(Structured figure records)
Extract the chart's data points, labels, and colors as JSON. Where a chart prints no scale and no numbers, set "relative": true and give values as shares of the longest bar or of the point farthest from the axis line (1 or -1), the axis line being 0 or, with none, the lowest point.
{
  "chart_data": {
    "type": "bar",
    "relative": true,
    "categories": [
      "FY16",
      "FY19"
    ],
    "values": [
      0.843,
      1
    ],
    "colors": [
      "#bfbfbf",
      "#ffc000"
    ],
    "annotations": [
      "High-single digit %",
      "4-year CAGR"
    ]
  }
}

■ **WHAT TO WORK ON**: Above are some records; extract every one of them exactly.

■ **SOLUTION**:
Extract the chart's data points, labels, and colors as JSON. Where a chart prints no scale and no numbers, set "relative": true and give values as shares of the longest bar or of the point farthest from the axis line (1 or -1), the axis line being 0 or, with none, the lowest point.
{
  "chart_data": {
    "type": "bar",
    "relative": true,
    "categories": [
      "FY16",
      "FY19"
    ],
    "values": [
      0.843,
      1
    ],
    "colors": [
      "#bfbfbf",
      "#ffc000"
    ],
    "annotations": [
      "High-single digit %",
      "4-year CAGR"
    ]
  }
}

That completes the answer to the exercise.